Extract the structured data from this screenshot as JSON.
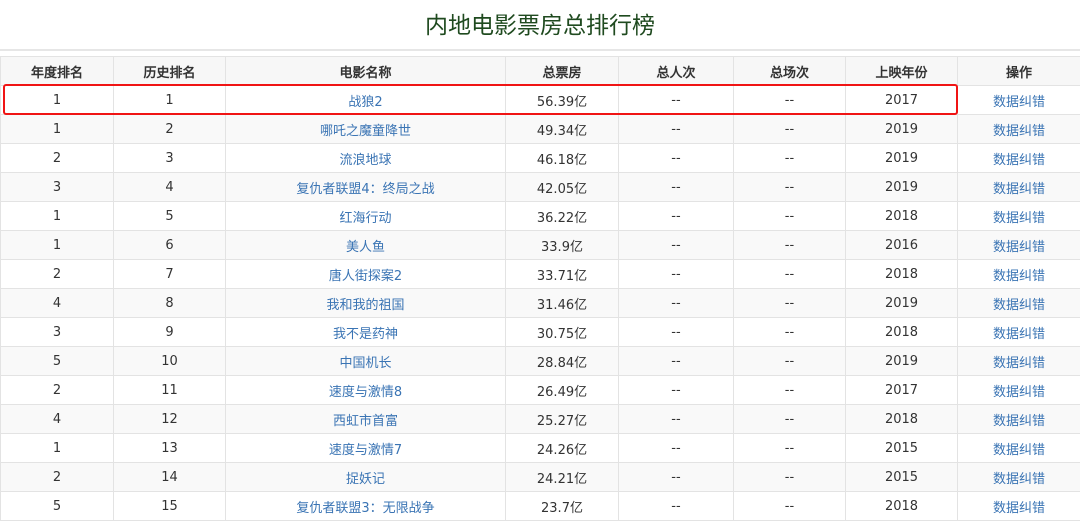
{
  "title": "内地电影票房总排行榜",
  "columns": [
    "年度排名",
    "历史排名",
    "电影名称",
    "总票房",
    "总人次",
    "总场次",
    "上映年份",
    "操作"
  ],
  "highlight_color": "#f01414",
  "rows": [
    [
      "1",
      "1",
      "战狼2",
      "56.39亿",
      "--",
      "--",
      "2017",
      "数据纠错"
    ],
    [
      "1",
      "2",
      "哪吒之魔童降世",
      "49.34亿",
      "--",
      "--",
      "2019",
      "数据纠错"
    ],
    [
      "2",
      "3",
      "流浪地球",
      "46.18亿",
      "--",
      "--",
      "2019",
      "数据纠错"
    ],
    [
      "3",
      "4",
      "复仇者联盟4：终局之战",
      "42.05亿",
      "--",
      "--",
      "2019",
      "数据纠错"
    ],
    [
      "1",
      "5",
      "红海行动",
      "36.22亿",
      "--",
      "--",
      "2018",
      "数据纠错"
    ],
    [
      "1",
      "6",
      "美人鱼",
      "33.9亿",
      "--",
      "--",
      "2016",
      "数据纠错"
    ],
    [
      "2",
      "7",
      "唐人街探案2",
      "33.71亿",
      "--",
      "--",
      "2018",
      "数据纠错"
    ],
    [
      "4",
      "8",
      "我和我的祖国",
      "31.46亿",
      "--",
      "--",
      "2019",
      "数据纠错"
    ],
    [
      "3",
      "9",
      "我不是药神",
      "30.75亿",
      "--",
      "--",
      "2018",
      "数据纠错"
    ],
    [
      "5",
      "10",
      "中国机长",
      "28.84亿",
      "--",
      "--",
      "2019",
      "数据纠错"
    ],
    [
      "2",
      "11",
      "速度与激情8",
      "26.49亿",
      "--",
      "--",
      "2017",
      "数据纠错"
    ],
    [
      "4",
      "12",
      "西虹市首富",
      "25.27亿",
      "--",
      "--",
      "2018",
      "数据纠错"
    ],
    [
      "1",
      "13",
      "速度与激情7",
      "24.26亿",
      "--",
      "--",
      "2015",
      "数据纠错"
    ],
    [
      "2",
      "14",
      "捉妖记",
      "24.21亿",
      "--",
      "--",
      "2015",
      "数据纠错"
    ],
    [
      "5",
      "15",
      "复仇者联盟3：无限战争",
      "23.7亿",
      "--",
      "--",
      "2018",
      "数据纠错"
    ]
  ]
}
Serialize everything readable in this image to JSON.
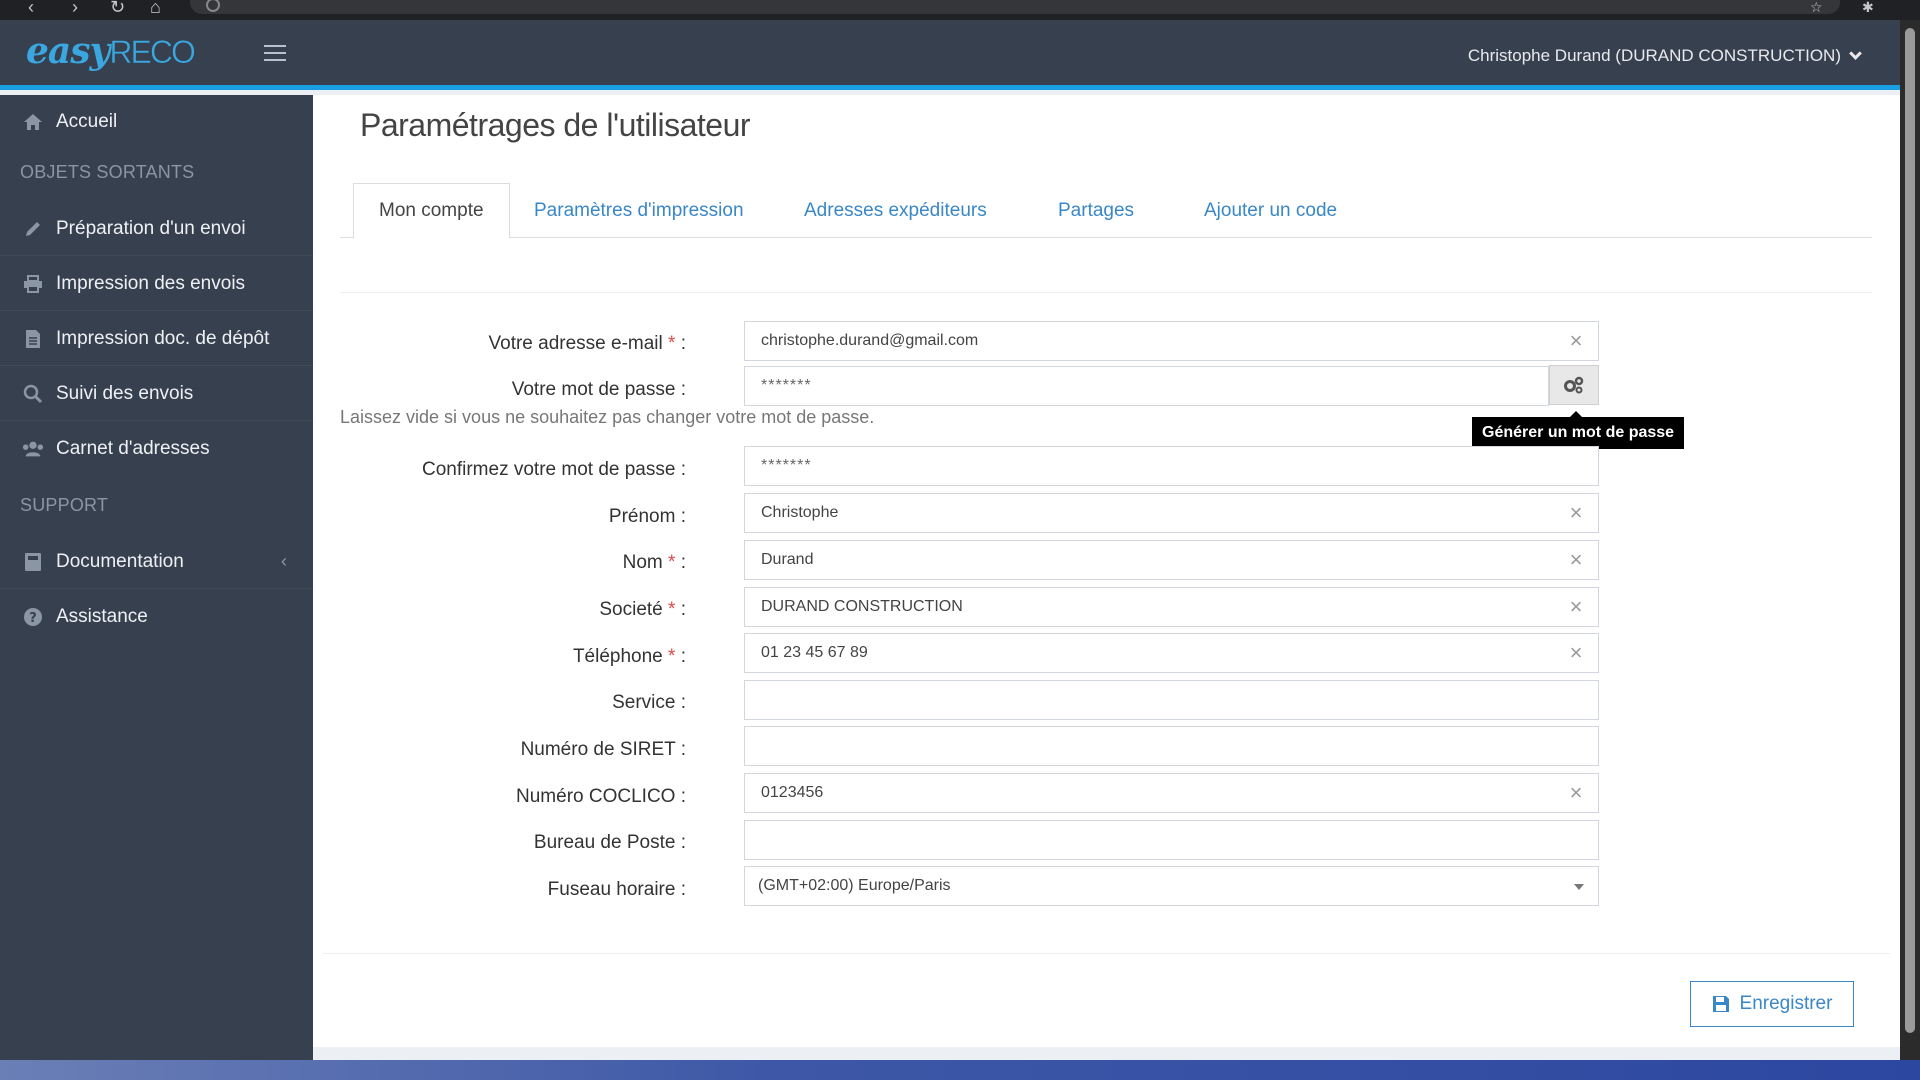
{
  "header": {
    "logo_easy": "easy",
    "logo_reco": "RECO",
    "user": "Christophe Durand (DURAND CONSTRUCTION)"
  },
  "sidebar": {
    "home": "Accueil",
    "section_outgoing": "OBJETS SORTANTS",
    "items": [
      {
        "label": "Préparation d'un envoi",
        "icon": "pencil-icon"
      },
      {
        "label": "Impression des envois",
        "icon": "printer-icon"
      },
      {
        "label": "Impression doc. de dépôt",
        "icon": "document-icon"
      },
      {
        "label": "Suivi des envois",
        "icon": "search-icon"
      },
      {
        "label": "Carnet d'adresses",
        "icon": "users-icon"
      }
    ],
    "section_support": "SUPPORT",
    "support_items": [
      {
        "label": "Documentation",
        "icon": "book-icon"
      },
      {
        "label": "Assistance",
        "icon": "help-icon"
      }
    ]
  },
  "page": {
    "title": "Paramétrages de l'utilisateur",
    "tabs": [
      "Mon compte",
      "Paramètres d'impression",
      "Adresses expéditeurs",
      "Partages",
      "Ajouter un code"
    ],
    "active_tab": "Mon compte"
  },
  "form": {
    "email": {
      "label": "Votre adresse e-mail",
      "value": "christophe.durand@gmail.com",
      "required": true
    },
    "password": {
      "label": "Votre mot de passe :",
      "value": "*******",
      "help": "Laissez vide si vous ne souhaitez pas changer votre mot de passe.",
      "tooltip": "Générer un mot de passe"
    },
    "password_confirm": {
      "label": "Confirmez votre mot de passe :",
      "value": "*******"
    },
    "firstname": {
      "label": "Prénom :",
      "value": "Christophe"
    },
    "lastname": {
      "label": "Nom",
      "value": "Durand",
      "required": true
    },
    "company": {
      "label": "Societé",
      "value": "DURAND CONSTRUCTION",
      "required": true
    },
    "phone": {
      "label": "Téléphone",
      "value": "01 23 45 67 89",
      "required": true
    },
    "service": {
      "label": "Service :",
      "value": ""
    },
    "siret": {
      "label": "Numéro de SIRET :",
      "value": ""
    },
    "coclico": {
      "label": "Numéro COCLICO :",
      "value": "0123456"
    },
    "post_office": {
      "label": "Bureau de Poste :",
      "value": ""
    },
    "timezone": {
      "label": "Fuseau horaire :",
      "value": "(GMT+02:00) Europe/Paris"
    },
    "required_mark": "*",
    "colon": ":"
  },
  "actions": {
    "save": "Enregistrer"
  },
  "colors": {
    "sidebar_bg": "#36404f",
    "accent": "#1a9ee2",
    "link": "#3a87c8",
    "required": "#e04848"
  }
}
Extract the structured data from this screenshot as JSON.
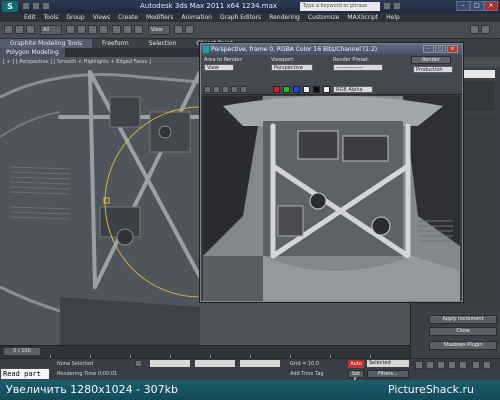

[What needs to be done] Pick out and copy the lines of the material that include the word "icon".

[Answer]
        "icon": "pencil-icon"
        "icon": "printer-icon"
        "icon": "document-icon"
        "icon": "search-icon"
        "icon": "users-icon"
        "icon": "book-icon"
        "icon": "help-icon"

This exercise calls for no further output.